- [Written instruction]:
Pull every line holding the string "down" from the records below.

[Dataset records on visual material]
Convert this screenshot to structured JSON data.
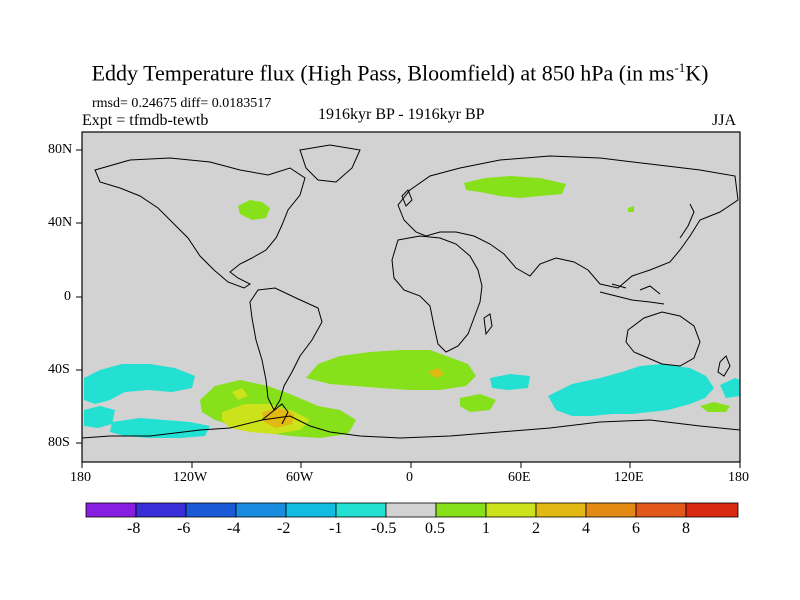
{
  "title": {
    "main": "Eddy Temperature flux (High Pass, Bloomfield) at 850 hPa (in ms",
    "sup": "-1",
    "tail": "K)"
  },
  "stats": "rmsd= 0.24675 diff= 0.0183517",
  "expt": "Expt = tfmdb-tewtb",
  "period": "1916kyr BP - 1916kyr BP",
  "season": "JJA",
  "lat_ticks": [
    "80N",
    "40N",
    "0",
    "40S",
    "80S"
  ],
  "lon_ticks": [
    "180",
    "120W",
    "60W",
    "0",
    "60E",
    "120E",
    "180"
  ],
  "colorbar": {
    "labels": [
      "-8",
      "-6",
      "-4",
      "-2",
      "-1",
      "-0.5",
      "0.5",
      "1",
      "2",
      "4",
      "6",
      "8"
    ],
    "colors": [
      "#8a1ee0",
      "#3a2ed8",
      "#1a5ad6",
      "#1a8ce0",
      "#12bce0",
      "#22e0d2",
      "#d2d2d2",
      "#86e01a",
      "#cce21a",
      "#e2b812",
      "#e28a14",
      "#e2581a",
      "#d82a12"
    ]
  },
  "colors": {
    "ocean": "#d2d2d2",
    "cyan": "#22e0d2",
    "green": "#86e01a",
    "yellow": "#cce21a",
    "orange": "#e2b812"
  }
}
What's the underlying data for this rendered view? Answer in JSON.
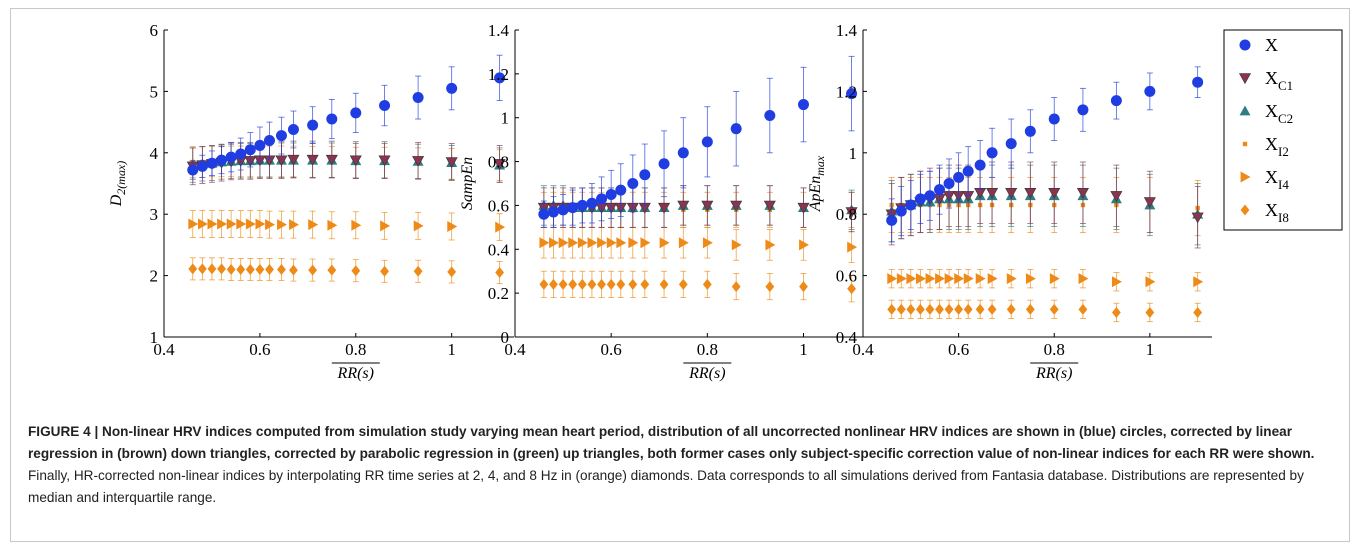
{
  "caption": {
    "bold": "FIGURE 4 | Non-linear HRV indices computed from simulation study varying mean heart period, distribution of all uncorrected nonlinear HRV indices are shown in (blue) circles, corrected by linear regression in (brown) down triangles, corrected by parabolic regression in (green) up triangles, both former cases only subject-specific correction value of non-linear indices for each RR were shown.",
    "normal": " Finally, HR-corrected non-linear indices by interpolating RR time series at 2, 4, and 8 Hz in (orange) diamonds. Data corresponds to all simulations derived from Fantasia database. Distributions are represented by median and interquartile range."
  },
  "colors": {
    "X": "#1f3de0",
    "XC1": "#8a3550",
    "XC2": "#2e7d84",
    "I": "#ee8a17",
    "frame": "#c8c8c8"
  },
  "legend": [
    {
      "main": "X",
      "sub": "",
      "marker": "circle",
      "color": "#1f3de0"
    },
    {
      "main": "X",
      "sub": "C1",
      "marker": "down-triangle",
      "color": "#8a3550"
    },
    {
      "main": "X",
      "sub": "C2",
      "marker": "up-triangle",
      "color": "#2e7d84"
    },
    {
      "main": "X",
      "sub": "I2",
      "marker": "square",
      "color": "#ee8a17"
    },
    {
      "main": "X",
      "sub": "I4",
      "marker": "right-triangle",
      "color": "#ee8a17"
    },
    {
      "main": "X",
      "sub": "I8",
      "marker": "diamond",
      "color": "#ee8a17"
    }
  ],
  "chart_data": [
    {
      "type": "scatter",
      "ylabel_main": "D",
      "ylabel_sub": "2(max)",
      "xlabel": "RR(s)",
      "xlim": [
        0.4,
        1.13
      ],
      "ylim": [
        1,
        6
      ],
      "xticks": [
        "0.4",
        "0.6",
        "0.8",
        "1"
      ],
      "yticks": [
        "1",
        "2",
        "3",
        "4",
        "5",
        "6"
      ],
      "x": [
        0.46,
        0.48,
        0.5,
        0.52,
        0.54,
        0.56,
        0.58,
        0.6,
        0.62,
        0.645,
        0.67,
        0.71,
        0.75,
        0.8,
        0.86,
        0.93,
        1.0,
        1.1
      ],
      "series": [
        {
          "name": "X",
          "values": [
            3.72,
            3.78,
            3.83,
            3.88,
            3.93,
            3.98,
            4.05,
            4.12,
            4.2,
            4.28,
            4.38,
            4.45,
            4.55,
            4.65,
            4.77,
            4.9,
            5.05,
            5.22
          ],
          "err": [
            0.15,
            0.18,
            0.2,
            0.22,
            0.24,
            0.26,
            0.28,
            0.3,
            0.3,
            0.3,
            0.3,
            0.3,
            0.32,
            0.32,
            0.33,
            0.35,
            0.35,
            0.37
          ]
        },
        {
          "name": "X_C1",
          "values": [
            3.78,
            3.8,
            3.82,
            3.84,
            3.86,
            3.87,
            3.87,
            3.88,
            3.88,
            3.88,
            3.89,
            3.89,
            3.89,
            3.88,
            3.88,
            3.87,
            3.85,
            3.82
          ],
          "err": [
            0.3,
            0.3,
            0.3,
            0.3,
            0.3,
            0.3,
            0.3,
            0.3,
            0.3,
            0.3,
            0.3,
            0.3,
            0.3,
            0.3,
            0.3,
            0.3,
            0.3,
            0.3
          ]
        },
        {
          "name": "X_C2",
          "values": [
            3.8,
            3.82,
            3.83,
            3.85,
            3.86,
            3.87,
            3.87,
            3.88,
            3.88,
            3.88,
            3.88,
            3.88,
            3.88,
            3.87,
            3.87,
            3.86,
            3.84,
            3.8
          ],
          "err": [
            0.28,
            0.28,
            0.28,
            0.28,
            0.28,
            0.28,
            0.28,
            0.28,
            0.28,
            0.28,
            0.28,
            0.28,
            0.28,
            0.28,
            0.28,
            0.28,
            0.28,
            0.28
          ]
        },
        {
          "name": "X_I2",
          "values": [
            3.85,
            3.85,
            3.86,
            3.86,
            3.86,
            3.86,
            3.86,
            3.86,
            3.86,
            3.86,
            3.86,
            3.85,
            3.85,
            3.84,
            3.84,
            3.83,
            3.82,
            3.8
          ],
          "err": [
            0.25,
            0.25,
            0.25,
            0.25,
            0.25,
            0.25,
            0.25,
            0.25,
            0.25,
            0.25,
            0.25,
            0.25,
            0.25,
            0.25,
            0.25,
            0.25,
            0.25,
            0.25
          ]
        },
        {
          "name": "X_I4",
          "values": [
            2.84,
            2.84,
            2.84,
            2.84,
            2.84,
            2.84,
            2.84,
            2.84,
            2.83,
            2.83,
            2.83,
            2.83,
            2.82,
            2.82,
            2.81,
            2.81,
            2.8,
            2.79
          ],
          "err": [
            0.22,
            0.22,
            0.22,
            0.22,
            0.22,
            0.22,
            0.22,
            0.22,
            0.22,
            0.22,
            0.22,
            0.22,
            0.22,
            0.22,
            0.22,
            0.22,
            0.22,
            0.22
          ]
        },
        {
          "name": "X_I8",
          "values": [
            2.11,
            2.11,
            2.11,
            2.11,
            2.1,
            2.1,
            2.1,
            2.1,
            2.1,
            2.1,
            2.09,
            2.09,
            2.09,
            2.08,
            2.07,
            2.07,
            2.06,
            2.05
          ],
          "err": [
            0.18,
            0.18,
            0.18,
            0.18,
            0.18,
            0.18,
            0.18,
            0.18,
            0.18,
            0.18,
            0.18,
            0.18,
            0.18,
            0.18,
            0.18,
            0.18,
            0.18,
            0.18
          ]
        }
      ]
    },
    {
      "type": "scatter",
      "ylabel_main": "SampEn",
      "ylabel_sub": "",
      "xlabel": "RR(s)",
      "xlim": [
        0.4,
        1.13
      ],
      "ylim": [
        0,
        1.4
      ],
      "xticks": [
        "0.4",
        "0.6",
        "0.8",
        "1"
      ],
      "yticks": [
        "0",
        "0.2",
        "0.4",
        "0.6",
        "0.8",
        "1",
        "1.2",
        "1.4"
      ],
      "x": [
        0.46,
        0.48,
        0.5,
        0.52,
        0.54,
        0.56,
        0.58,
        0.6,
        0.62,
        0.645,
        0.67,
        0.71,
        0.75,
        0.8,
        0.86,
        0.93,
        1.0,
        1.1
      ],
      "series": [
        {
          "name": "X",
          "values": [
            0.56,
            0.57,
            0.58,
            0.59,
            0.6,
            0.61,
            0.63,
            0.65,
            0.67,
            0.7,
            0.74,
            0.79,
            0.84,
            0.89,
            0.95,
            1.01,
            1.06,
            1.11
          ],
          "err": [
            0.06,
            0.07,
            0.07,
            0.08,
            0.08,
            0.09,
            0.1,
            0.11,
            0.12,
            0.13,
            0.14,
            0.15,
            0.16,
            0.16,
            0.17,
            0.17,
            0.17,
            0.17
          ]
        },
        {
          "name": "X_C1",
          "values": [
            0.59,
            0.59,
            0.59,
            0.59,
            0.59,
            0.59,
            0.59,
            0.59,
            0.59,
            0.59,
            0.59,
            0.59,
            0.6,
            0.6,
            0.6,
            0.6,
            0.59,
            0.57
          ],
          "err": [
            0.09,
            0.09,
            0.09,
            0.09,
            0.09,
            0.09,
            0.09,
            0.09,
            0.09,
            0.09,
            0.09,
            0.09,
            0.09,
            0.09,
            0.09,
            0.09,
            0.09,
            0.09
          ]
        },
        {
          "name": "X_C2",
          "values": [
            0.6,
            0.6,
            0.6,
            0.59,
            0.59,
            0.59,
            0.59,
            0.59,
            0.59,
            0.59,
            0.59,
            0.59,
            0.6,
            0.6,
            0.6,
            0.6,
            0.59,
            0.58
          ],
          "err": [
            0.09,
            0.09,
            0.09,
            0.09,
            0.09,
            0.09,
            0.09,
            0.09,
            0.09,
            0.09,
            0.09,
            0.09,
            0.09,
            0.09,
            0.09,
            0.09,
            0.09,
            0.09
          ]
        },
        {
          "name": "X_I2",
          "values": [
            0.58,
            0.58,
            0.58,
            0.58,
            0.58,
            0.58,
            0.58,
            0.58,
            0.58,
            0.58,
            0.58,
            0.58,
            0.58,
            0.58,
            0.58,
            0.58,
            0.58,
            0.58
          ],
          "err": [
            0.08,
            0.08,
            0.08,
            0.08,
            0.08,
            0.08,
            0.08,
            0.08,
            0.08,
            0.08,
            0.08,
            0.08,
            0.08,
            0.08,
            0.08,
            0.08,
            0.08,
            0.08
          ]
        },
        {
          "name": "X_I4",
          "values": [
            0.43,
            0.43,
            0.43,
            0.43,
            0.43,
            0.43,
            0.43,
            0.43,
            0.43,
            0.43,
            0.43,
            0.43,
            0.43,
            0.43,
            0.42,
            0.42,
            0.42,
            0.41
          ],
          "err": [
            0.07,
            0.07,
            0.07,
            0.07,
            0.07,
            0.07,
            0.07,
            0.07,
            0.07,
            0.07,
            0.07,
            0.07,
            0.07,
            0.07,
            0.07,
            0.07,
            0.07,
            0.07
          ]
        },
        {
          "name": "X_I8",
          "values": [
            0.24,
            0.24,
            0.24,
            0.24,
            0.24,
            0.24,
            0.24,
            0.24,
            0.24,
            0.24,
            0.24,
            0.24,
            0.24,
            0.24,
            0.23,
            0.23,
            0.23,
            0.22
          ],
          "err": [
            0.06,
            0.06,
            0.06,
            0.06,
            0.06,
            0.06,
            0.06,
            0.06,
            0.06,
            0.06,
            0.06,
            0.06,
            0.06,
            0.06,
            0.06,
            0.06,
            0.06,
            0.06
          ]
        }
      ]
    },
    {
      "type": "scatter",
      "ylabel_main": "ApEn",
      "ylabel_sub": "max",
      "xlabel": "RR(s)",
      "xlim": [
        0.4,
        1.13
      ],
      "ylim": [
        0.4,
        1.4
      ],
      "xticks": [
        "0.4",
        "0.6",
        "0.8",
        "1"
      ],
      "yticks": [
        "0.4",
        "0.6",
        "0.8",
        "1",
        "1.2",
        "1.4"
      ],
      "x": [
        0.46,
        0.48,
        0.5,
        0.52,
        0.54,
        0.56,
        0.58,
        0.6,
        0.62,
        0.645,
        0.67,
        0.71,
        0.75,
        0.8,
        0.86,
        0.93,
        1.0,
        1.1
      ],
      "series": [
        {
          "name": "X",
          "values": [
            0.78,
            0.81,
            0.83,
            0.85,
            0.86,
            0.88,
            0.9,
            0.92,
            0.94,
            0.96,
            1.0,
            1.03,
            1.07,
            1.11,
            1.14,
            1.17,
            1.2,
            1.23
          ],
          "err": [
            0.07,
            0.08,
            0.08,
            0.08,
            0.08,
            0.08,
            0.08,
            0.08,
            0.08,
            0.08,
            0.08,
            0.08,
            0.07,
            0.07,
            0.07,
            0.06,
            0.06,
            0.05
          ]
        },
        {
          "name": "X_C1",
          "values": [
            0.8,
            0.82,
            0.83,
            0.84,
            0.85,
            0.85,
            0.86,
            0.86,
            0.86,
            0.87,
            0.87,
            0.87,
            0.87,
            0.87,
            0.87,
            0.86,
            0.84,
            0.79
          ],
          "err": [
            0.1,
            0.1,
            0.1,
            0.1,
            0.1,
            0.1,
            0.1,
            0.1,
            0.1,
            0.1,
            0.1,
            0.1,
            0.1,
            0.1,
            0.1,
            0.1,
            0.1,
            0.1
          ]
        },
        {
          "name": "X_C2",
          "values": [
            0.81,
            0.82,
            0.83,
            0.84,
            0.84,
            0.85,
            0.85,
            0.85,
            0.85,
            0.86,
            0.86,
            0.86,
            0.86,
            0.86,
            0.86,
            0.85,
            0.83,
            0.8
          ],
          "err": [
            0.1,
            0.1,
            0.1,
            0.1,
            0.1,
            0.1,
            0.1,
            0.1,
            0.1,
            0.1,
            0.1,
            0.1,
            0.1,
            0.1,
            0.1,
            0.1,
            0.1,
            0.1
          ]
        },
        {
          "name": "X_I2",
          "values": [
            0.83,
            0.83,
            0.83,
            0.83,
            0.83,
            0.83,
            0.83,
            0.83,
            0.83,
            0.83,
            0.83,
            0.83,
            0.83,
            0.83,
            0.83,
            0.83,
            0.83,
            0.82
          ],
          "err": [
            0.09,
            0.09,
            0.09,
            0.09,
            0.09,
            0.09,
            0.09,
            0.09,
            0.09,
            0.09,
            0.09,
            0.09,
            0.09,
            0.09,
            0.09,
            0.09,
            0.09,
            0.09
          ]
        },
        {
          "name": "X_I4",
          "values": [
            0.59,
            0.59,
            0.59,
            0.59,
            0.59,
            0.59,
            0.59,
            0.59,
            0.59,
            0.59,
            0.59,
            0.59,
            0.59,
            0.59,
            0.59,
            0.58,
            0.58,
            0.58
          ],
          "err": [
            0.03,
            0.03,
            0.03,
            0.03,
            0.03,
            0.03,
            0.03,
            0.03,
            0.03,
            0.03,
            0.03,
            0.03,
            0.03,
            0.03,
            0.03,
            0.03,
            0.03,
            0.03
          ]
        },
        {
          "name": "X_I8",
          "values": [
            0.49,
            0.49,
            0.49,
            0.49,
            0.49,
            0.49,
            0.49,
            0.49,
            0.49,
            0.49,
            0.49,
            0.49,
            0.49,
            0.49,
            0.49,
            0.48,
            0.48,
            0.48
          ],
          "err": [
            0.03,
            0.03,
            0.03,
            0.03,
            0.03,
            0.03,
            0.03,
            0.03,
            0.03,
            0.03,
            0.03,
            0.03,
            0.03,
            0.03,
            0.03,
            0.03,
            0.03,
            0.03
          ]
        }
      ]
    }
  ]
}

- [Final answer]:
    "bold": "FIGURE 4 | Non-linear HRV indices computed from simulation study varying mean heart period, distribution of all uncorrected nonlinear HRV indices are shown in (blue) circles, corrected by linear regression in (brown) down triangles, corrected by parabolic regression in (green) up triangles, both former cases only subject-specific correction value of non-linear indices for each RR were shown.",
      "marker": "down-triangle",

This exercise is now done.